> **Work request A**
Using the Parranto passage below, say whether each statement agrees with it. Answer yes or no, and quote the words that decide it.
(i) Starting points are designed to be easy to move down.
(ii) The majority said sentencing judges may prioritize rehabilitation.
(iii) The Supreme Court is said to have turned its back on deference to sentencing judges.
> **Work request B**
Answer these questions from the Parranto passage below, one answer per line.
(i) In which country is the decision said to set a troubling precedent for incarceration?
(ii) Which two sentencing objectives are built into starting points?
(iii) Which paragraph of Parranto is cited for how starting points are designed?

The country has undoubtedly fallen victim to a serious opioid crisis, however the decision in Parranto sets a troubling precedent for the future of incarceration in Canada. In advancing the criminal starting-point methodology, the Supreme Court turned its back on the ideals of restorative justice, deference to sentencing judges, and creative sentencing.
An Emphasis on Incarceration
Sentencing objectives like deterrence and denunciation are built into starting points. Moreover, starting points are “designed to be easy to move up and hard to move down” (Parranto, para 185). These factors ultimately focalize incarceration as the dominant solution. The majority in Parranto justified this by stating that while starting points emphasize deterrence and denunciation, sentencing judges have the discretion to prioritize restorative justice principles such as rehabilitation when sentencing offenders (Parranto, para 45). Respectfully, this statement does little to meaningfully advance restorative justice.

> **Entries shown**
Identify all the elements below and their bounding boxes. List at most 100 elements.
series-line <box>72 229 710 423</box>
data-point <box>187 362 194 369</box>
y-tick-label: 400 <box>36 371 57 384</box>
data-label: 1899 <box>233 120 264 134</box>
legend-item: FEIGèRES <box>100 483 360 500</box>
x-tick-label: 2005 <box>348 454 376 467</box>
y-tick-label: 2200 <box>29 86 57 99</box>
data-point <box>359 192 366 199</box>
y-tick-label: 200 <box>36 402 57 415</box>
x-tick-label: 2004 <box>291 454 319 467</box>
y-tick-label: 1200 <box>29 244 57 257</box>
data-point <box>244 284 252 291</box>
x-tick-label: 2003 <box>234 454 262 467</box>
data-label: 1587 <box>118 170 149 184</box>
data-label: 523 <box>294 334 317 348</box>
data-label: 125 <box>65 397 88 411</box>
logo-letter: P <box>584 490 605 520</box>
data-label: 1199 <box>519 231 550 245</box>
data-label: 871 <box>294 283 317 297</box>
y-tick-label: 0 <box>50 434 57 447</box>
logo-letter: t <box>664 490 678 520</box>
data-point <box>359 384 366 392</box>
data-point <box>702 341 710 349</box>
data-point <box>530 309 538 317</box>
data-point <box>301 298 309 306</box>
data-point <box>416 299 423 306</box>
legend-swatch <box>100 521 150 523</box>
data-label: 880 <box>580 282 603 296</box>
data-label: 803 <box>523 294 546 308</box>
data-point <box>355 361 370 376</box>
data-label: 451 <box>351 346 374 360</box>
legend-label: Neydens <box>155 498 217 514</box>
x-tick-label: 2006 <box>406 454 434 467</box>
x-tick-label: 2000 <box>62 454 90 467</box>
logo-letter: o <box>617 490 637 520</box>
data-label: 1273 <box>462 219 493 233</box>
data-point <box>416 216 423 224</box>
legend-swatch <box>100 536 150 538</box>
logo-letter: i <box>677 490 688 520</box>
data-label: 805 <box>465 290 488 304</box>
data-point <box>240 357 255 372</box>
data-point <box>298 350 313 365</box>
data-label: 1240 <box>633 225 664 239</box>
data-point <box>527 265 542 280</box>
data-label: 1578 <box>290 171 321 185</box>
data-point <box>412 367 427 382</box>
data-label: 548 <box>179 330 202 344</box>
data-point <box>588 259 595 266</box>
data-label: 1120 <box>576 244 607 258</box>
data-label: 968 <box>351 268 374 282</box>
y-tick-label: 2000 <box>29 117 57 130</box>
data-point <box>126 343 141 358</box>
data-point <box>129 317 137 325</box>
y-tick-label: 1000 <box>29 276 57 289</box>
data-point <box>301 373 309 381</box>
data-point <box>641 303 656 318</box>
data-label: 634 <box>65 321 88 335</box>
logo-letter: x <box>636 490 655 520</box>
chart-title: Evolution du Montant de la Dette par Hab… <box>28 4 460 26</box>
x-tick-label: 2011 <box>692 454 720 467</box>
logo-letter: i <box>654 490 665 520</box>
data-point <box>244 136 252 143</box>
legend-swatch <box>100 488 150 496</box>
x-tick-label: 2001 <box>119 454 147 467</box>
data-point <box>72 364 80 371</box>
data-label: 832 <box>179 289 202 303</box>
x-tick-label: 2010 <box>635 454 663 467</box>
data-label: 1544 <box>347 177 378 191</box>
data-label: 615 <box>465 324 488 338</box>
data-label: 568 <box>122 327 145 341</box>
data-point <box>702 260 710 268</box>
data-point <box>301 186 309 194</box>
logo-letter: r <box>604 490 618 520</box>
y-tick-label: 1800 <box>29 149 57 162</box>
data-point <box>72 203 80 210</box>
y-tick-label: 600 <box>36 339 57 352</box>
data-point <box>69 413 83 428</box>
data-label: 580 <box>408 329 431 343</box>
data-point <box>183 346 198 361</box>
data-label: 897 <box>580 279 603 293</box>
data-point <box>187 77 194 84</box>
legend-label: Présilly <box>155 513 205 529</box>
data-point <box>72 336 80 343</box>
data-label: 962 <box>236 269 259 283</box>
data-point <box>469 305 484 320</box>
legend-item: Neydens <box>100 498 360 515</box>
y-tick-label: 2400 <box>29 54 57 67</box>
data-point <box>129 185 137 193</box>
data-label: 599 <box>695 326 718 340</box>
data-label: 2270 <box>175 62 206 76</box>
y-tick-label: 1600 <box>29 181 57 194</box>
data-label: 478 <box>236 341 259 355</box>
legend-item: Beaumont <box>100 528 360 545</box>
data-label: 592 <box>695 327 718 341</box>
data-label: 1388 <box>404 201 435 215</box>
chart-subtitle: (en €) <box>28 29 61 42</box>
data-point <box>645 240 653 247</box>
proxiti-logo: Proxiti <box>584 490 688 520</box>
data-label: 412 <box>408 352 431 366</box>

> **Expected output A**
(i) No: "designed to be easy to move up and hard to move down"
(ii) Yes: "sentencing judges have the discretion to prioritize restorative justice principles such as rehabilitation when sentencing offenders"
(iii) Yes: "the Supreme Court turned its back on the ideals of restorative justice, deference to sentencing judges, and creative sentencing"

> **Expected output B**
(i) Canada
(ii) Deterrence and denunciation
(iii) Paragraph 185